#### DIRECTION:
Please retype the records below exactly, leaving out any pictures.

#### Dataset records:
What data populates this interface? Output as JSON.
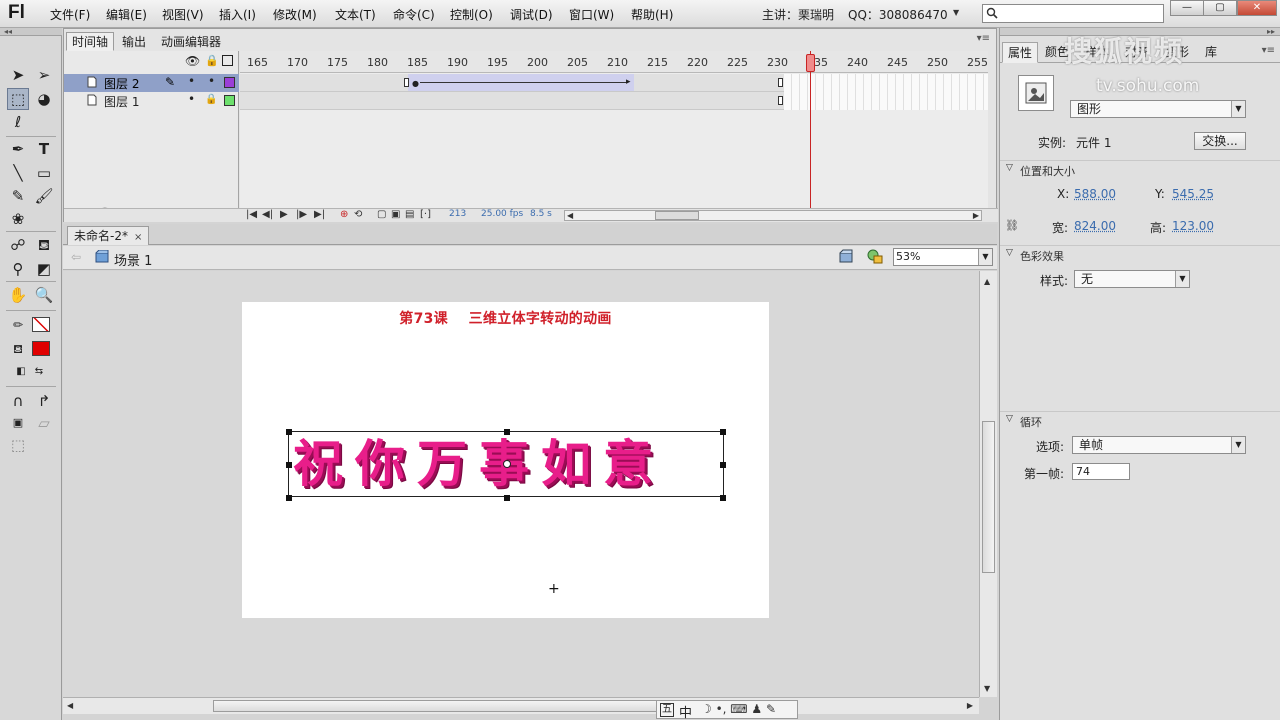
{
  "app": {
    "logo": "Fl",
    "menu": [
      "文件(F)",
      "编辑(E)",
      "视图(V)",
      "插入(I)",
      "修改(M)",
      "文本(T)",
      "命令(C)",
      "控制(O)",
      "调试(D)",
      "窗口(W)",
      "帮助(H)"
    ],
    "host_info": "主讲：栗瑞明",
    "qq_info": "QQ：308086470",
    "window_buttons": [
      "—",
      "▢",
      "✕"
    ]
  },
  "timeline": {
    "tabs": [
      "时间轴",
      "输出",
      "动画编辑器"
    ],
    "ruler": [
      "165",
      "170",
      "175",
      "180",
      "185",
      "190",
      "195",
      "200",
      "205",
      "210",
      "215",
      "220",
      "225",
      "230",
      "235",
      "240",
      "245",
      "250",
      "255"
    ],
    "layers": [
      {
        "name": "图层 2",
        "color": "#9b3fd8",
        "selected": true
      },
      {
        "name": "图层 1",
        "color": "#6de06d",
        "selected": false
      }
    ],
    "current_frame": "213",
    "fps": "25.00 fps",
    "time": "8.5 s"
  },
  "document": {
    "tab_title": "未命名-2*",
    "tab_close": "×",
    "scene": "场景 1",
    "zoom": "53%",
    "stage_title": "第73课    三维立体字转动的动画",
    "stage_text": "祝你万事如意",
    "stage_text_color": "#e81e8a"
  },
  "ime": {
    "mode": "中",
    "extra": "☽ •, ⌨ ♟ ✎"
  },
  "properties": {
    "tabs": [
      "属性",
      "颜色",
      "样本",
      "对齐",
      "变形",
      "库"
    ],
    "watermark": "搜狐视频",
    "watermark_url": "tv.sohu.com",
    "symbol_type": "图形",
    "instance_label": "实例:",
    "instance_name": "元件 1",
    "swap_button": "交换...",
    "section_position": "位置和大小",
    "x_label": "X:",
    "x_value": "588.00",
    "y_label": "Y:",
    "y_value": "545.25",
    "w_label": "宽:",
    "w_value": "824.00",
    "h_label": "高:",
    "h_value": "123.00",
    "section_color": "色彩效果",
    "style_label": "样式:",
    "style_value": "无",
    "section_loop": "循环",
    "option_label": "选项:",
    "option_value": "单帧",
    "first_frame_label": "第一帧:",
    "first_frame_value": "74"
  }
}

#### ANSWER FOR THIS EXERCISE:
What data populates this interface? Output as JSON.
{
  "app": {
    "logo": "Fl",
    "menu": [
      "文件(F)",
      "编辑(E)",
      "视图(V)",
      "插入(I)",
      "修改(M)",
      "文本(T)",
      "命令(C)",
      "控制(O)",
      "调试(D)",
      "窗口(W)",
      "帮助(H)"
    ],
    "host_info": "主讲：栗瑞明",
    "qq_info": "QQ：308086470",
    "window_buttons": [
      "—",
      "▢",
      "✕"
    ]
  },
  "timeline": {
    "tabs": [
      "时间轴",
      "输出",
      "动画编辑器"
    ],
    "ruler": [
      "165",
      "170",
      "175",
      "180",
      "185",
      "190",
      "195",
      "200",
      "205",
      "210",
      "215",
      "220",
      "225",
      "230",
      "235",
      "240",
      "245",
      "250",
      "255"
    ],
    "layers": [
      {
        "name": "图层 2",
        "color": "#9b3fd8",
        "selected": true
      },
      {
        "name": "图层 1",
        "color": "#6de06d",
        "selected": false
      }
    ],
    "current_frame": "213",
    "fps": "25.00 fps",
    "time": "8.5 s"
  },
  "document": {
    "tab_title": "未命名-2*",
    "tab_close": "×",
    "scene": "场景 1",
    "zoom": "53%",
    "stage_title": "第73课    三维立体字转动的动画",
    "stage_text": "祝你万事如意",
    "stage_text_color": "#e81e8a"
  },
  "ime": {
    "mode": "中",
    "extra": "☽ •, ⌨ ♟ ✎"
  },
  "properties": {
    "tabs": [
      "属性",
      "颜色",
      "样本",
      "对齐",
      "变形",
      "库"
    ],
    "watermark": "搜狐视频",
    "watermark_url": "tv.sohu.com",
    "symbol_type": "图形",
    "instance_label": "实例:",
    "instance_name": "元件 1",
    "swap_button": "交换...",
    "section_position": "位置和大小",
    "x_label": "X:",
    "x_value": "588.00",
    "y_label": "Y:",
    "y_value": "545.25",
    "w_label": "宽:",
    "w_value": "824.00",
    "h_label": "高:",
    "h_value": "123.00",
    "section_color": "色彩效果",
    "style_label": "样式:",
    "style_value": "无",
    "section_loop": "循环",
    "option_label": "选项:",
    "option_value": "单帧",
    "first_frame_label": "第一帧:",
    "first_frame_value": "74"
  }
}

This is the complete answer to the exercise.